REQUIREMENT:
Among the lines below, how many carry the string "Rather"? Reply with a number and nothing else.

(Stored data)

• • • • •

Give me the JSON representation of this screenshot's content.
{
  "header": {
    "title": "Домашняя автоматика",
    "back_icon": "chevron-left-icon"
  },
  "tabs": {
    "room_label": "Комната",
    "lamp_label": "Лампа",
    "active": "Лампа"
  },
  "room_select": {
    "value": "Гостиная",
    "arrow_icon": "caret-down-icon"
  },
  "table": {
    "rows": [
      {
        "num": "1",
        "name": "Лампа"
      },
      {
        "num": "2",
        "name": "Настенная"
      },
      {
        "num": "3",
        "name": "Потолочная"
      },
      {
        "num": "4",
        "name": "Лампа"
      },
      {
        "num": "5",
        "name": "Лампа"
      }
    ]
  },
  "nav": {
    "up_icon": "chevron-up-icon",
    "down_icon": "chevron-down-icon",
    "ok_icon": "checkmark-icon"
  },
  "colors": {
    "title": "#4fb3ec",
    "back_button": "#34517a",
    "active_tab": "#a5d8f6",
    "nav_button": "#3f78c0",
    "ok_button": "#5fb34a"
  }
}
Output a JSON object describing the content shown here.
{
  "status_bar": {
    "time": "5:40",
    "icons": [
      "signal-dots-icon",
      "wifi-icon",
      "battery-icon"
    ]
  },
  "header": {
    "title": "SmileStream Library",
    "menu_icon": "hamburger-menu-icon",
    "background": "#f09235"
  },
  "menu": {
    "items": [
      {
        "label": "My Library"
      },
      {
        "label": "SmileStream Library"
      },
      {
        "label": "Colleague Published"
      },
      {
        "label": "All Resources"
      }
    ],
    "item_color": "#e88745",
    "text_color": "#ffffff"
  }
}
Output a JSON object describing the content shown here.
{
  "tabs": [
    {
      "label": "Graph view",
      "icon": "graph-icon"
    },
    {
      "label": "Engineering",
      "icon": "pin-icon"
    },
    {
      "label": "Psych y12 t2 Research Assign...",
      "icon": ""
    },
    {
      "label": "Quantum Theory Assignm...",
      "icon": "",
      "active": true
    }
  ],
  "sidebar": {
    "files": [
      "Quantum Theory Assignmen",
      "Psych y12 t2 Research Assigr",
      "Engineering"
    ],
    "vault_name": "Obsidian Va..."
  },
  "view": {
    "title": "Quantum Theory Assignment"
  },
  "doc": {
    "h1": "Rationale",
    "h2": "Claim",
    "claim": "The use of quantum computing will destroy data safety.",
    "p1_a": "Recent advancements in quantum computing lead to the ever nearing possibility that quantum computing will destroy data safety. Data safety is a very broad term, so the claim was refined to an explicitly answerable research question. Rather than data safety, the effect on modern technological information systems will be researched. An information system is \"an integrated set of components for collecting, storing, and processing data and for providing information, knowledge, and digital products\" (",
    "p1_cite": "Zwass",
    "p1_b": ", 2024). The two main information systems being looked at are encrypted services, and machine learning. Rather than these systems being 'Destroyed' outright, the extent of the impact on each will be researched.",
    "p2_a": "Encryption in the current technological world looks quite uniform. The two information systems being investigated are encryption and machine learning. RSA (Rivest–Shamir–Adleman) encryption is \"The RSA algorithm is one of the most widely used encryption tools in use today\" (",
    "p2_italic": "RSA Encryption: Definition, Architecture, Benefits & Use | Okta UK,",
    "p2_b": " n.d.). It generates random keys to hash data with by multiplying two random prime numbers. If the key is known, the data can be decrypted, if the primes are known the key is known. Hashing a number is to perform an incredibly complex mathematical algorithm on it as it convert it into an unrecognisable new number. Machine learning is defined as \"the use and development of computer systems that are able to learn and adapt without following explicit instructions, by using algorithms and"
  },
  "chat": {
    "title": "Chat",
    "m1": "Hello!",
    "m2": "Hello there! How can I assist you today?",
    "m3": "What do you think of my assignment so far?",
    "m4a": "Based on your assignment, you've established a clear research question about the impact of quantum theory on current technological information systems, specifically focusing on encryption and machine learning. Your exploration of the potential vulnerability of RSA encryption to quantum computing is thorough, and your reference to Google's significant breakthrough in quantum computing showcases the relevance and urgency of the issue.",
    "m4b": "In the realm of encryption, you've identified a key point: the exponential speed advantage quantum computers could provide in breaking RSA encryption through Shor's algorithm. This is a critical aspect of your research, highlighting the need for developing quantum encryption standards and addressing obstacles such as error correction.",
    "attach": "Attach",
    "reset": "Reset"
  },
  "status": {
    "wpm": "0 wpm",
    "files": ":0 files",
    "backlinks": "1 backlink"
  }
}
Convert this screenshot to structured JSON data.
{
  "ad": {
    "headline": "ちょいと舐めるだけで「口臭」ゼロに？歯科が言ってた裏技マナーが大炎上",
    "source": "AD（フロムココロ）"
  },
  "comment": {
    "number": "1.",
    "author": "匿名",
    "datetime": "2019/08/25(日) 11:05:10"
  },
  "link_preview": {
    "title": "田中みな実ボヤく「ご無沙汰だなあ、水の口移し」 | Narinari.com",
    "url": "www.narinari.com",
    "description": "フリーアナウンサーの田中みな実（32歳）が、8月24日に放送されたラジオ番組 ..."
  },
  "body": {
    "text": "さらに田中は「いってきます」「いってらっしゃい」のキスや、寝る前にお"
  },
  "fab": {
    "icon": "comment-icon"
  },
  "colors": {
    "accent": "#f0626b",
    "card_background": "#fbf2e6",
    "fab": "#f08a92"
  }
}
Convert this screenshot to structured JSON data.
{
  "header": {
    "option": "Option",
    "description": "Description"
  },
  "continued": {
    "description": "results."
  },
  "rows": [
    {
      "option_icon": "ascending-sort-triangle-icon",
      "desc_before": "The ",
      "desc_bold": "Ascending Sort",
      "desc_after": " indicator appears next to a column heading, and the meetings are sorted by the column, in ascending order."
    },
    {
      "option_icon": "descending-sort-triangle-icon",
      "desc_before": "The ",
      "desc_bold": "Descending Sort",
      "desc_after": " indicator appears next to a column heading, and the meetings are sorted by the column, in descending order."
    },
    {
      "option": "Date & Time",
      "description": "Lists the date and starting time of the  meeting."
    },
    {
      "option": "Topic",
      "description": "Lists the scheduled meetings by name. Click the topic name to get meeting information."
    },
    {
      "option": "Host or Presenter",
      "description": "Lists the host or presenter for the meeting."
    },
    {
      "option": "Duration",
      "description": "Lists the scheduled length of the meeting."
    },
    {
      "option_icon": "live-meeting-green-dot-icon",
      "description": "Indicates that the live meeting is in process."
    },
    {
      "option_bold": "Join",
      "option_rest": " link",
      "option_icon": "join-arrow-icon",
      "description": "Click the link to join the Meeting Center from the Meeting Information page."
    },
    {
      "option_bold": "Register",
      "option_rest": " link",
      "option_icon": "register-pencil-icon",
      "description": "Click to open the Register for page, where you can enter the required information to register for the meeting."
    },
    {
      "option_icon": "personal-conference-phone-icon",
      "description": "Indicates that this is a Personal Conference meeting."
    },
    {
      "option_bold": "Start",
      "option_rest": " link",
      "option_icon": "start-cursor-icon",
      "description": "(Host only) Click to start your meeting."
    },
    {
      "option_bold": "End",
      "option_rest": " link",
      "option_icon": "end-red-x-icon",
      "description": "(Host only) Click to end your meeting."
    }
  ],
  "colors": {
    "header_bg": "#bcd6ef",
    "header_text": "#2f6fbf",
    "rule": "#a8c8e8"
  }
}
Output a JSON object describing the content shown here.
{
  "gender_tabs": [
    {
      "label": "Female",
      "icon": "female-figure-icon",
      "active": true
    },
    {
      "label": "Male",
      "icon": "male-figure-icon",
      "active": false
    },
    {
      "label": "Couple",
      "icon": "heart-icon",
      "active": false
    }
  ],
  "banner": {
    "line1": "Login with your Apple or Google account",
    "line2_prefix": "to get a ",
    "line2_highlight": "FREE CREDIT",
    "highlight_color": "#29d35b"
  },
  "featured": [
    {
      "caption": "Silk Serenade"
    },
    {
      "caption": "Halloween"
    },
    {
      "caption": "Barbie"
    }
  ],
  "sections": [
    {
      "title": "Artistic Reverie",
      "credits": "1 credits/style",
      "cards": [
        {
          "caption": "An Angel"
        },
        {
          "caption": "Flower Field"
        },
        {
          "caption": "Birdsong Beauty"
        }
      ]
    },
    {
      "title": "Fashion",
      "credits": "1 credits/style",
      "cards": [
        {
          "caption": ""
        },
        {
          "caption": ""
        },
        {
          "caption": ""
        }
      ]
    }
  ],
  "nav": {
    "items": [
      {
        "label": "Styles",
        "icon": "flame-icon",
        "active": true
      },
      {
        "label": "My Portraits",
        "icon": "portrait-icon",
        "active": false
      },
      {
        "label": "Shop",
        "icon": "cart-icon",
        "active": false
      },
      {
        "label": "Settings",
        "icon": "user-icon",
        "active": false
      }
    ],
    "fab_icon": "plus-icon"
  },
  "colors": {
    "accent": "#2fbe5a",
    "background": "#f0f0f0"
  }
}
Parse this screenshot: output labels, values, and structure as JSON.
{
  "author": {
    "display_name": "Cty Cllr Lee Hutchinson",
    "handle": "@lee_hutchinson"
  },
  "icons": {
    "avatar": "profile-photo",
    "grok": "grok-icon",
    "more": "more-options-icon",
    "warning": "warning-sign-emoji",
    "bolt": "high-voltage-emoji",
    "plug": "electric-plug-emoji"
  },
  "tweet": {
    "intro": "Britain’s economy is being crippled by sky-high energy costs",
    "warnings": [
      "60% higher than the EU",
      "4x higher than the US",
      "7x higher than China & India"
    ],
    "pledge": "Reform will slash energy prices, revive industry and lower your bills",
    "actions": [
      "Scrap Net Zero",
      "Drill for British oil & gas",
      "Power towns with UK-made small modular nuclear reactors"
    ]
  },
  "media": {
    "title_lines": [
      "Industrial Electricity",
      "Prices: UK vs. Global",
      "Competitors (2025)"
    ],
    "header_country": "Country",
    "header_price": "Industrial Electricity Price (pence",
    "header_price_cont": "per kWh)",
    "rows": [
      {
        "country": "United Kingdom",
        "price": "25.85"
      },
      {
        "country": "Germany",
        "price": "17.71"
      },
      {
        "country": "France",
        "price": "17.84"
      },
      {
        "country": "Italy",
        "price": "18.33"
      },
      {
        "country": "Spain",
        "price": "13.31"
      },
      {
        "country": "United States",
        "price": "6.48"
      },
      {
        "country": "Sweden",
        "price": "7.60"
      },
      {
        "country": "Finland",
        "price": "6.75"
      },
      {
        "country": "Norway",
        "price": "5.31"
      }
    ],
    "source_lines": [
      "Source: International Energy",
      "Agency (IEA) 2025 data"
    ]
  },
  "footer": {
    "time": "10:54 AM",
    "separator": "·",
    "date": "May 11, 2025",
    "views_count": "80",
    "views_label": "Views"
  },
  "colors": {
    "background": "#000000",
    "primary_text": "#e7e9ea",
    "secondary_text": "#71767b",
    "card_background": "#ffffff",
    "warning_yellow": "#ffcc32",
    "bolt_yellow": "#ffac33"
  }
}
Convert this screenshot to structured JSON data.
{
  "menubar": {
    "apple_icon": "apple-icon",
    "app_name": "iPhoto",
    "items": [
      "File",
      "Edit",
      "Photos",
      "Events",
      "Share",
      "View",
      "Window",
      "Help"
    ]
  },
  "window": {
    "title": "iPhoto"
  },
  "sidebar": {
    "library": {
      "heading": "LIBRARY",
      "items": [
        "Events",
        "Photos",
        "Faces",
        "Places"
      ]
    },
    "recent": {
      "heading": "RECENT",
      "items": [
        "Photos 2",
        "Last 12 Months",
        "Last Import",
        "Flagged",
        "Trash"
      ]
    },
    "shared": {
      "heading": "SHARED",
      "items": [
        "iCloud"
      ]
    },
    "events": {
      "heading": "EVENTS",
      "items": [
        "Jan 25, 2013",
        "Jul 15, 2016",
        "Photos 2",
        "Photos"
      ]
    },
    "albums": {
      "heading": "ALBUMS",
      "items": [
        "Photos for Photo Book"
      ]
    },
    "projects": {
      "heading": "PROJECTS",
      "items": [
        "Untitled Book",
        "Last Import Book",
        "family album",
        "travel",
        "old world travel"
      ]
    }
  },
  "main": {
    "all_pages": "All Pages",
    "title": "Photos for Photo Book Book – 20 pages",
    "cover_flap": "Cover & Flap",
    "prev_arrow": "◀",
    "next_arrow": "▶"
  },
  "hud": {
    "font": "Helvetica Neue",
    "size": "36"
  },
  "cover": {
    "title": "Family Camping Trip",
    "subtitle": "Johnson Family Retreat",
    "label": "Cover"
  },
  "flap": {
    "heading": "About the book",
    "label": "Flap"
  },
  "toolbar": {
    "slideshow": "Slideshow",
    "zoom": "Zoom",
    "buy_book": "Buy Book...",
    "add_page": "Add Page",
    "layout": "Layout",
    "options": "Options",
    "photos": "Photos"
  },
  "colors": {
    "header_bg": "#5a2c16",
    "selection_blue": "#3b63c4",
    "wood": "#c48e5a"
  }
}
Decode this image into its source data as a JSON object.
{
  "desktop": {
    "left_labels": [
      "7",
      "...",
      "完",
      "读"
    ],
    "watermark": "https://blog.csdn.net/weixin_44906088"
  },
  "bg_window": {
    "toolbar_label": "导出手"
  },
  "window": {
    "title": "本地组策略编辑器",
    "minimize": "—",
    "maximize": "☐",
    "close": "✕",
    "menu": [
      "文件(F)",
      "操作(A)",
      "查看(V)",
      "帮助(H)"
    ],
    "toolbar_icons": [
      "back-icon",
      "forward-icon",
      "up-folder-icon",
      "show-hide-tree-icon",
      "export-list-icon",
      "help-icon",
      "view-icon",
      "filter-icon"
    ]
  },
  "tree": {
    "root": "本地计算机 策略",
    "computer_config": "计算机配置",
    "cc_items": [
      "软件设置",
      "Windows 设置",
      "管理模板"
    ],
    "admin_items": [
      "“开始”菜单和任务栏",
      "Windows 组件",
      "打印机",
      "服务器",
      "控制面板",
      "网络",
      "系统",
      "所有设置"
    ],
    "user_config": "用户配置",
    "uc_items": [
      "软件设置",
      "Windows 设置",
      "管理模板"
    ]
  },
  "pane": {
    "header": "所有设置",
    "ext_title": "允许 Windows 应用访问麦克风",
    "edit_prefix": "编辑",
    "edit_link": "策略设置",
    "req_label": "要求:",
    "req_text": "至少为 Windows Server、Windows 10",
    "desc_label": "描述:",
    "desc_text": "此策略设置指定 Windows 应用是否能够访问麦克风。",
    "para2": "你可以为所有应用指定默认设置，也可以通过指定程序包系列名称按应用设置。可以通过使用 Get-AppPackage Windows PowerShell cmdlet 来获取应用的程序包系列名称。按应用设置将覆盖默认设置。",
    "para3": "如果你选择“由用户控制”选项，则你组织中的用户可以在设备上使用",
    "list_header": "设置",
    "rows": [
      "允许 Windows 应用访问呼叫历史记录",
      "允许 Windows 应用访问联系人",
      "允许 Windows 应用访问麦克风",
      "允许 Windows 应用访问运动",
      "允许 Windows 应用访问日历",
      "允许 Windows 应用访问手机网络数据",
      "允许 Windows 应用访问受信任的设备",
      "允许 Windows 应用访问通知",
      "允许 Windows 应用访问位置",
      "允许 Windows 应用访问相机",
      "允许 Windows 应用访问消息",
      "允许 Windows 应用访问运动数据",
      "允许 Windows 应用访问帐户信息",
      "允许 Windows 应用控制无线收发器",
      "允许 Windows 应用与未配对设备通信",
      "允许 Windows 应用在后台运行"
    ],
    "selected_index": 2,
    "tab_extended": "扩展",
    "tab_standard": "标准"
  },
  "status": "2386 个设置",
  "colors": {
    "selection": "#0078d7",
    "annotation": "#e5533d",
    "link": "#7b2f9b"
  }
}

• • • • •

TASK RESULT:
2